** Written exercise **
Repeat every line of the data exactly, but not the pictures.

** Begin Items **

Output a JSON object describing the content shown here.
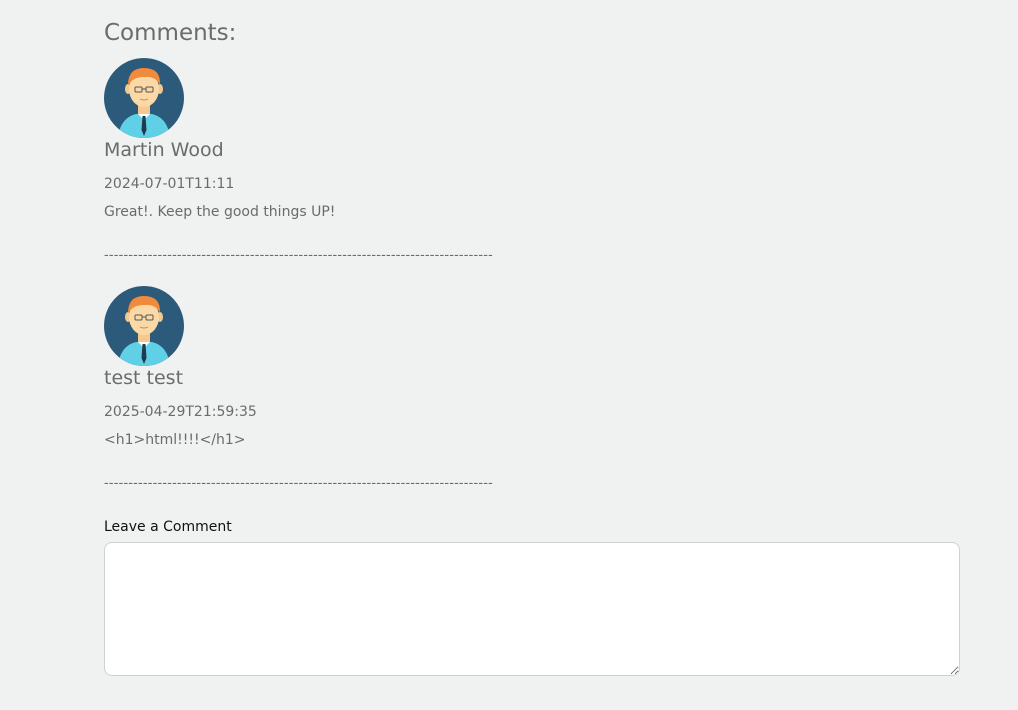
{
  "section": {
    "heading": "Comments:"
  },
  "comments": [
    {
      "author": "Martin Wood",
      "date": "2024-07-01T11:11",
      "text": "Great!. Keep the good things UP!",
      "avatar_icon": "man-with-glasses-avatar-icon"
    },
    {
      "author": "test test",
      "date": "2025-04-29T21:59:35",
      "text": "<h1>html!!!!</h1>",
      "avatar_icon": "man-with-glasses-avatar-icon"
    }
  ],
  "divider": "--------------------------------------------------------------------------------",
  "form": {
    "label": "Leave a Comment",
    "value": ""
  },
  "colors": {
    "background": "#f0f1f1",
    "text": "#6b6b6b",
    "avatar_bg": "#2c5a7a",
    "hair": "#f08a3c",
    "skin": "#fbd9a6",
    "shirt": "#5fd0e6",
    "tie": "#1f3a4d"
  }
}
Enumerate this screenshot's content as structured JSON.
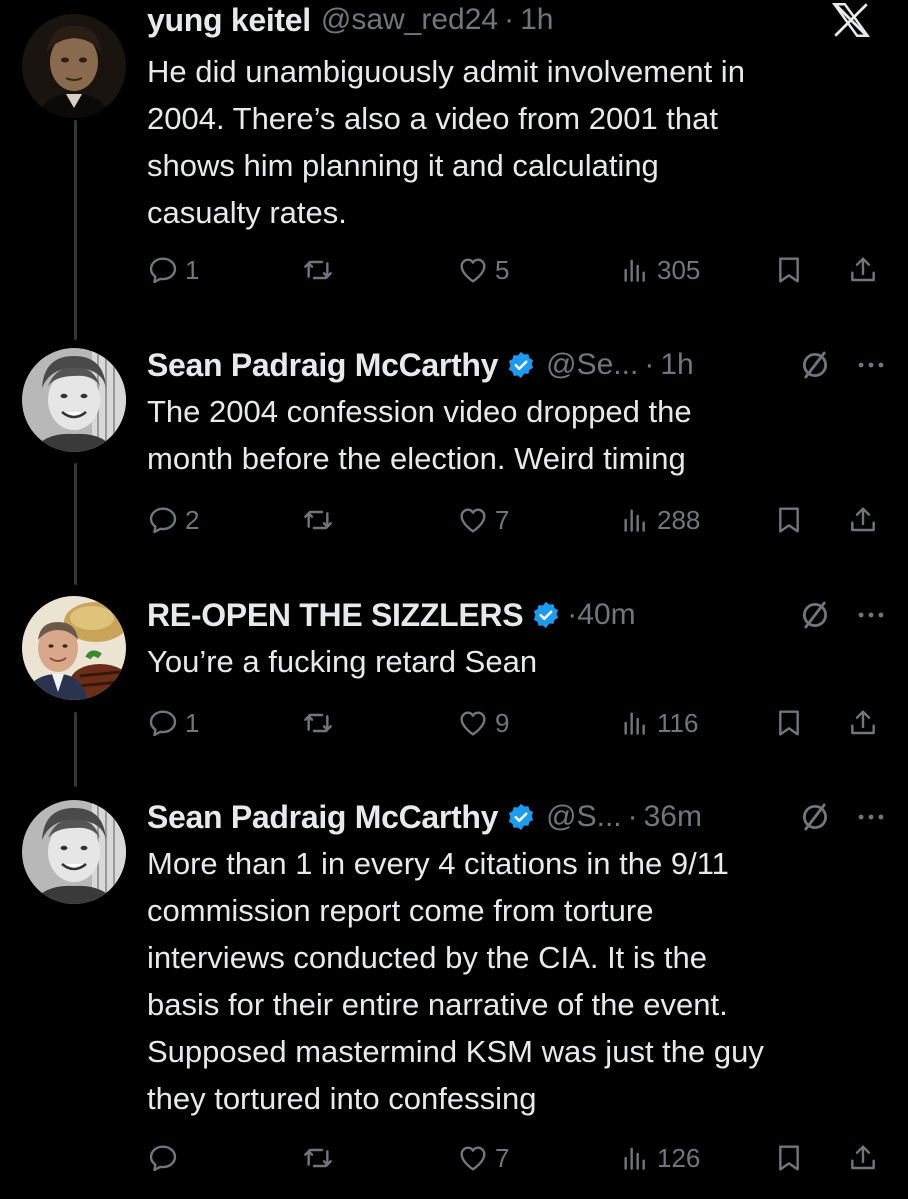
{
  "colors": {
    "background": "#000000",
    "primary_text": "#e7e9ea",
    "secondary_text": "#71767b",
    "verified_blue": "#1d9bf0",
    "thread_line": "#333639"
  },
  "brand": {
    "logo": "x-logo-icon"
  },
  "tweets": [
    {
      "author": {
        "name": "yung keitel",
        "handle": "@saw_red24",
        "verified": false,
        "avatar": "avatar-dark-portrait"
      },
      "time": "1h",
      "text": "He did unambiguously admit involvement in\n2004. There’s also a video from 2001 that\nshows him planning it and calculating\ncasualty rates.",
      "stats": {
        "replies": "1",
        "retweets": "",
        "likes": "5",
        "views": "305"
      },
      "header_icons": [
        "x-logo-icon"
      ]
    },
    {
      "author": {
        "name": "Sean Padraig McCarthy",
        "handle": "@Se...",
        "verified": true,
        "avatar": "avatar-bw-smiling-man"
      },
      "time": "1h",
      "text": "The 2004 confession video dropped the\nmonth before the election. Weird timing",
      "stats": {
        "replies": "2",
        "retweets": "",
        "likes": "7",
        "views": "288"
      },
      "header_icons": [
        "mute-icon",
        "more-icon"
      ]
    },
    {
      "author": {
        "name": "RE-OPEN THE SIZZLERS",
        "handle": "",
        "verified": true,
        "avatar": "avatar-sizzler-steak"
      },
      "time": "40m",
      "text": "You’re a fucking retard Sean",
      "stats": {
        "replies": "1",
        "retweets": "",
        "likes": "9",
        "views": "116"
      },
      "header_icons": [
        "mute-icon",
        "more-icon"
      ]
    },
    {
      "author": {
        "name": "Sean Padraig McCarthy",
        "handle": "@S...",
        "verified": true,
        "avatar": "avatar-bw-smiling-man"
      },
      "time": "36m",
      "text": "More than 1 in every 4 citations in the 9/11\ncommission report come from torture\ninterviews conducted by the CIA. It is the\nbasis for their entire narrative of the event.\nSupposed mastermind KSM was just the guy\nthey tortured into confessing",
      "stats": {
        "replies": "",
        "retweets": "",
        "likes": "7",
        "views": "126"
      },
      "header_icons": [
        "mute-icon",
        "more-icon"
      ]
    }
  ],
  "separator": "·"
}
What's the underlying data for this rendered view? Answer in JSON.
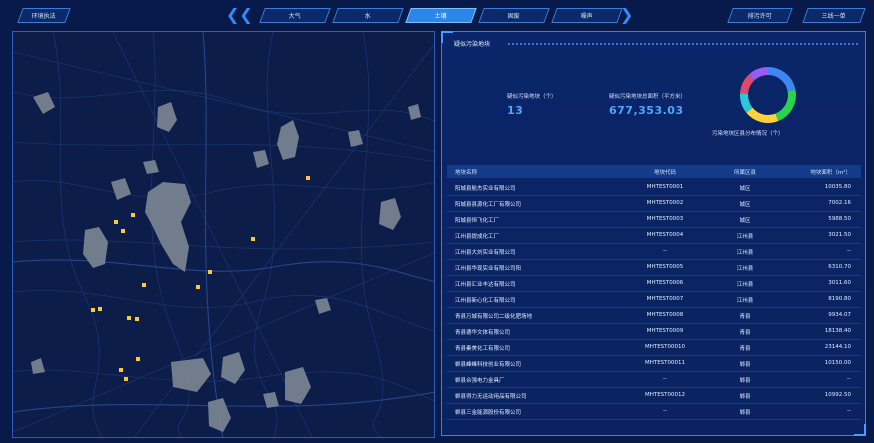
{
  "topnav": {
    "left_button": "环境执法",
    "tabs": [
      {
        "label": "大气",
        "active": false
      },
      {
        "label": "水",
        "active": false
      },
      {
        "label": "土壤",
        "active": true
      },
      {
        "label": "固废",
        "active": false
      },
      {
        "label": "噪声",
        "active": false
      }
    ],
    "right_buttons": [
      "排污许可",
      "三线一单"
    ]
  },
  "panel": {
    "title": "疑似污染地块",
    "stats": {
      "count_label": "疑似污染地块（个）",
      "count_value": "13",
      "area_label": "疑似污染地块总面积（平方米）",
      "area_value": "677,353.03"
    },
    "donut": {
      "label": "污染地块区县分布情况（个）",
      "segments": [
        {
          "color": "#3f86f0",
          "value": 0.22
        },
        {
          "color": "#2bd24b",
          "value": 0.22
        },
        {
          "color": "#ffd23a",
          "value": 0.2
        },
        {
          "color": "#2cc7d8",
          "value": 0.12
        },
        {
          "color": "#e04a6a",
          "value": 0.12
        },
        {
          "color": "#9a5cf0",
          "value": 0.12
        }
      ]
    },
    "table": {
      "headers": [
        "地块名称",
        "地块代码",
        "所属区县",
        "地块面积（m²）"
      ],
      "rows": [
        [
          "阳城县航杰实业有限公司",
          "MHTEST0001",
          "城区",
          "10035.80"
        ],
        [
          "阳城县县源化工厂有限公司",
          "MHTEST0002",
          "城区",
          "7002.16"
        ],
        [
          "阳城县恒飞化工厂",
          "MHTEST0003",
          "城区",
          "5988.50"
        ],
        [
          "江州县提成化工厂",
          "MHTEST0004",
          "江州县",
          "3021.50"
        ],
        [
          "江州县大刘实业有限公司",
          "--",
          "江州县",
          "--"
        ],
        [
          "江州县华现实业有限公司阳",
          "MHTEST0005",
          "江州县",
          "6310.70"
        ],
        [
          "江州县汇业丰达有限公司",
          "MHTEST0006",
          "江州县",
          "3011.60"
        ],
        [
          "江州县新心化工有限公司",
          "MHTEST0007",
          "江州县",
          "8190.80"
        ],
        [
          "青县万城有限公司二级化肥场地",
          "MHTEST0008",
          "青县",
          "9934.07"
        ],
        [
          "青县德华文体有限公司",
          "MHTEST0009",
          "青县",
          "18138.40"
        ],
        [
          "青县秦美化工有限公司",
          "MHTEST00010",
          "青县",
          "23144.10"
        ],
        [
          "郸县峰峰科技创业有限公司",
          "MHTEST00011",
          "郸县",
          "10150.00"
        ],
        [
          "郸县合强电力金具厂",
          "--",
          "郸县",
          "--"
        ],
        [
          "郸县得力无运动用品有限公司",
          "MHTEST00012",
          "郸县",
          "10992.50"
        ],
        [
          "郸县三金能源股份有限公司",
          "--",
          "郸县",
          "--"
        ]
      ]
    }
  }
}
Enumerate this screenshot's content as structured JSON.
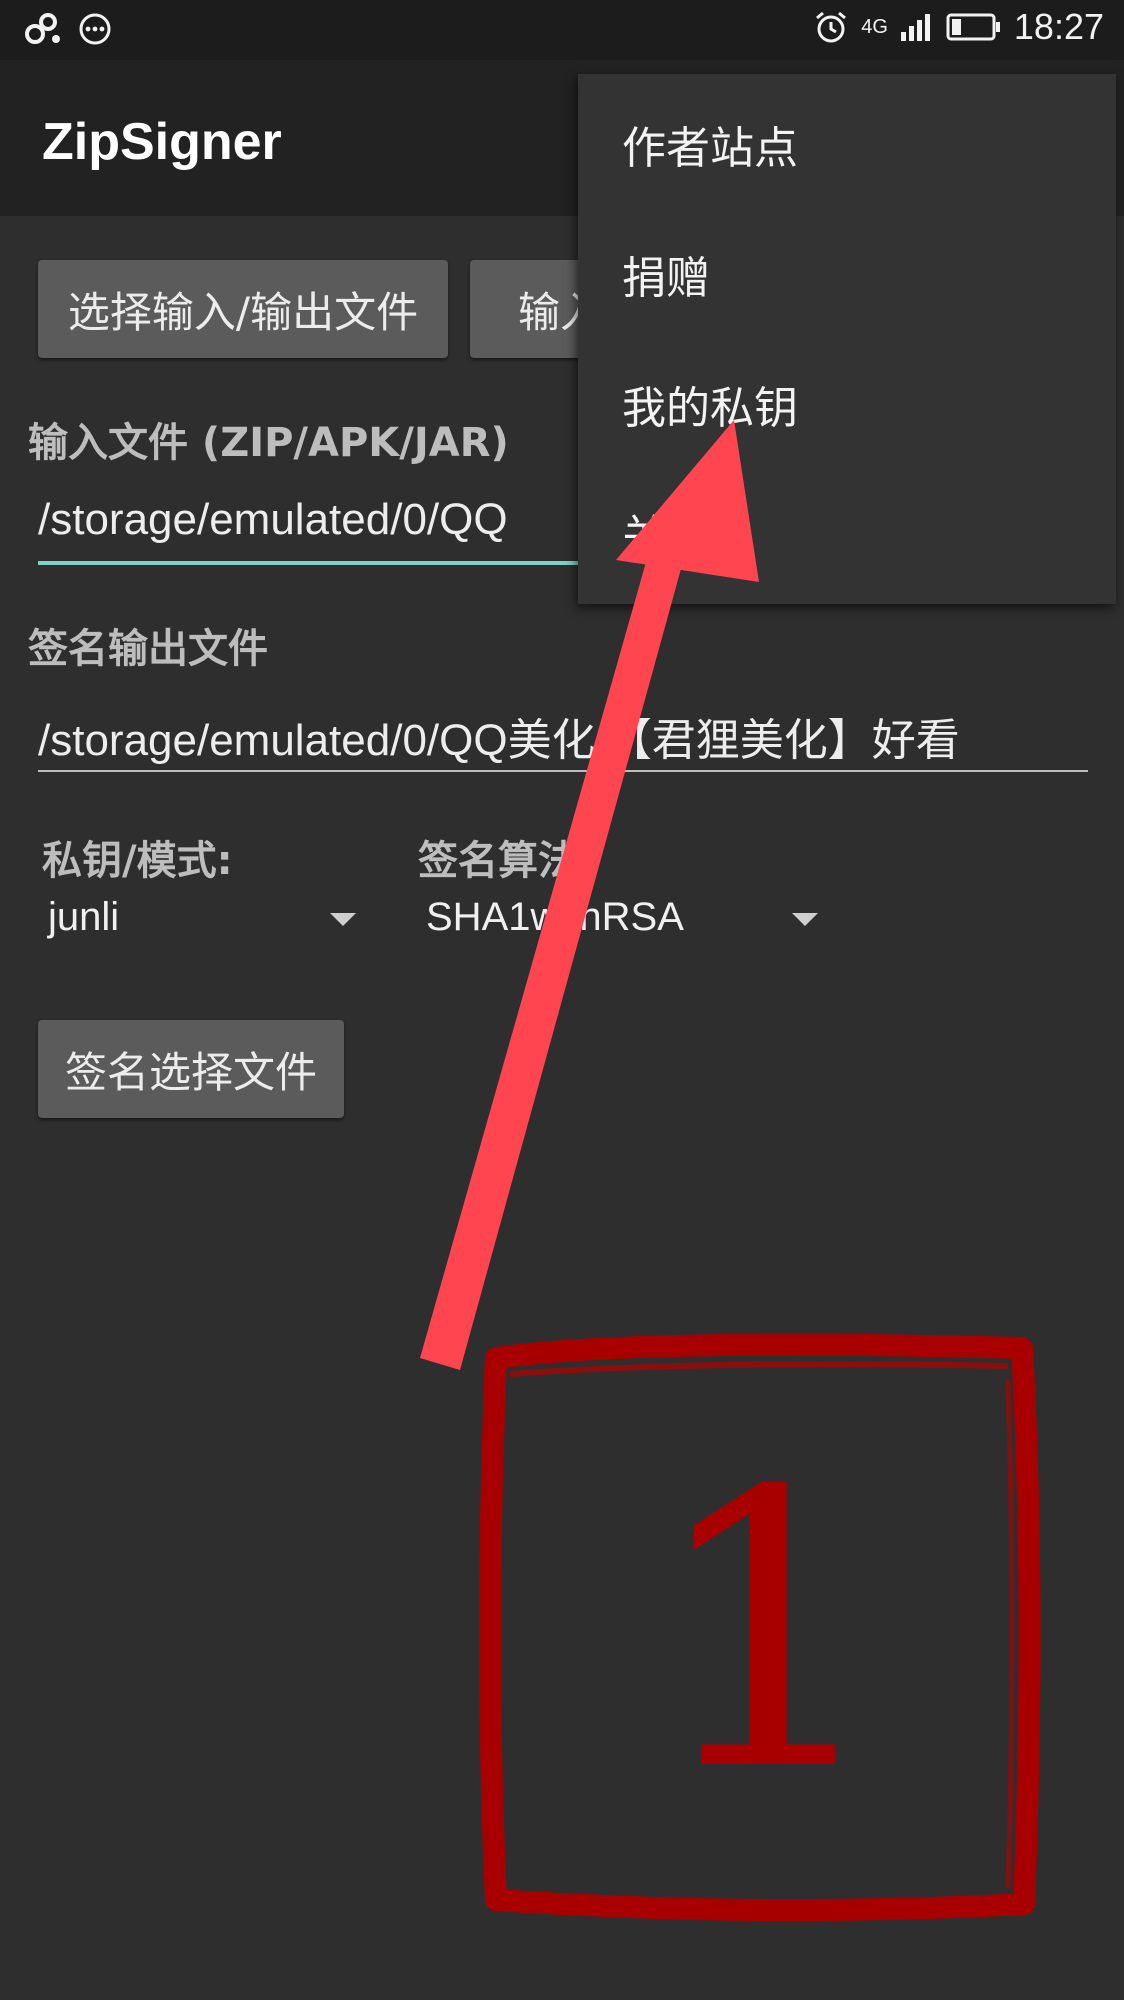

** End Items **

** The solution **
Output a JSON object describing the content shown here.
{
  "section": {
    "heading": "Comments:"
  },
  "comments": [
    {
      "author": "Martin Wood",
      "date": "2024-07-01T11:11",
      "text": "Great!. Keep the good things UP!",
      "avatar_icon": "man-with-glasses-avatar-icon"
    },
    {
      "author": "test test",
      "date": "2025-04-29T21:59:35",
      "text": "<h1>html!!!!</h1>",
      "avatar_icon": "man-with-glasses-avatar-icon"
    }
  ],
  "divider": "--------------------------------------------------------------------------------",
  "form": {
    "label": "Leave a Comment",
    "value": ""
  },
  "colors": {
    "background": "#f0f1f1",
    "text": "#6b6b6b",
    "avatar_bg": "#2c5a7a",
    "hair": "#f08a3c",
    "skin": "#fbd9a6",
    "shirt": "#5fd0e6",
    "tie": "#1f3a4d"
  }
}
Enumerate this screenshot's content as structured JSON.
{
  "colors": {
    "background": "#000000",
    "primary_text": "#e7e9ea",
    "secondary_text": "#71767b",
    "verified_blue": "#1d9bf0",
    "thread_line": "#333639"
  },
  "brand": {
    "logo": "x-logo-icon"
  },
  "tweets": [
    {
      "author": {
        "name": "yung keitel",
        "handle": "@saw_red24",
        "verified": false,
        "avatar": "avatar-dark-portrait"
      },
      "time": "1h",
      "text": "He did unambiguously admit involvement in\n2004. There’s also a video from 2001 that\nshows him planning it and calculating\ncasualty rates.",
      "stats": {
        "replies": "1",
        "retweets": "",
        "likes": "5",
        "views": "305"
      },
      "header_icons": [
        "x-logo-icon"
      ]
    },
    {
      "author": {
        "name": "Sean Padraig McCarthy",
        "handle": "@Se...",
        "verified": true,
        "avatar": "avatar-bw-smiling-man"
      },
      "time": "1h",
      "text": "The 2004 confession video dropped the\nmonth before the election. Weird timing",
      "stats": {
        "replies": "2",
        "retweets": "",
        "likes": "7",
        "views": "288"
      },
      "header_icons": [
        "mute-icon",
        "more-icon"
      ]
    },
    {
      "author": {
        "name": "RE-OPEN THE SIZZLERS",
        "handle": "",
        "verified": true,
        "avatar": "avatar-sizzler-steak"
      },
      "time": "40m",
      "text": "You’re a fucking retard Sean",
      "stats": {
        "replies": "1",
        "retweets": "",
        "likes": "9",
        "views": "116"
      },
      "header_icons": [
        "mute-icon",
        "more-icon"
      ]
    },
    {
      "author": {
        "name": "Sean Padraig McCarthy",
        "handle": "@S...",
        "verified": true,
        "avatar": "avatar-bw-smiling-man"
      },
      "time": "36m",
      "text": "More than 1 in every 4 citations in the 9/11\ncommission report come from torture\ninterviews conducted by the CIA. It is the\nbasis for their entire narrative of the event.\nSupposed mastermind KSM was just the guy\nthey tortured into confessing",
      "stats": {
        "replies": "",
        "retweets": "",
        "likes": "7",
        "views": "126"
      },
      "header_icons": [
        "mute-icon",
        "more-icon"
      ]
    }
  ],
  "separator": "·"
}
What's the underlying data for this rendered view? Answer in JSON.
{
  "topnav": {
    "left_button": "环境执法",
    "tabs": [
      {
        "label": "大气",
        "active": false
      },
      {
        "label": "水",
        "active": false
      },
      {
        "label": "土壤",
        "active": true
      },
      {
        "label": "固废",
        "active": false
      },
      {
        "label": "噪声",
        "active": false
      }
    ],
    "right_buttons": [
      "排污许可",
      "三线一单"
    ]
  },
  "panel": {
    "title": "疑似污染地块",
    "stats": {
      "count_label": "疑似污染地块（个）",
      "count_value": "13",
      "area_label": "疑似污染地块总面积（平方米）",
      "area_value": "677,353.03"
    },
    "donut": {
      "label": "污染地块区县分布情况（个）",
      "segments": [
        {
          "color": "#3f86f0",
          "value": 0.22
        },
        {
          "color": "#2bd24b",
          "value": 0.22
        },
        {
          "color": "#ffd23a",
          "value": 0.2
        },
        {
          "color": "#2cc7d8",
          "value": 0.12
        },
        {
          "color": "#e04a6a",
          "value": 0.12
        },
        {
          "color": "#9a5cf0",
          "value": 0.12
        }
      ]
    },
    "table": {
      "headers": [
        "地块名称",
        "地块代码",
        "所属区县",
        "地块面积（m²）"
      ],
      "rows": [
        [
          "阳城县航杰实业有限公司",
          "MHTEST0001",
          "城区",
          "10035.80"
        ],
        [
          "阳城县县源化工厂有限公司",
          "MHTEST0002",
          "城区",
          "7002.16"
        ],
        [
          "阳城县恒飞化工厂",
          "MHTEST0003",
          "城区",
          "5988.50"
        ],
        [
          "江州县提成化工厂",
          "MHTEST0004",
          "江州县",
          "3021.50"
        ],
        [
          "江州县大刘实业有限公司",
          "--",
          "江州县",
          "--"
        ],
        [
          "江州县华现实业有限公司阳",
          "MHTEST0005",
          "江州县",
          "6310.70"
        ],
        [
          "江州县汇业丰达有限公司",
          "MHTEST0006",
          "江州县",
          "3011.60"
        ],
        [
          "江州县新心化工有限公司",
          "MHTEST0007",
          "江州县",
          "8190.80"
        ],
        [
          "青县万城有限公司二级化肥场地",
          "MHTEST0008",
          "青县",
          "9934.07"
        ],
        [
          "青县德华文体有限公司",
          "MHTEST0009",
          "青县",
          "18138.40"
        ],
        [
          "青县秦美化工有限公司",
          "MHTEST00010",
          "青县",
          "23144.10"
        ],
        [
          "郸县峰峰科技创业有限公司",
          "MHTEST00011",
          "郸县",
          "10150.00"
        ],
        [
          "郸县合强电力金具厂",
          "--",
          "郸县",
          "--"
        ],
        [
          "郸县得力无运动用品有限公司",
          "MHTEST00012",
          "郸县",
          "10992.50"
        ],
        [
          "郸县三金能源股份有限公司",
          "--",
          "郸县",
          "--"
        ]
      ]
    }
  }
}
Enumerate this screenshot's content as structured JSON.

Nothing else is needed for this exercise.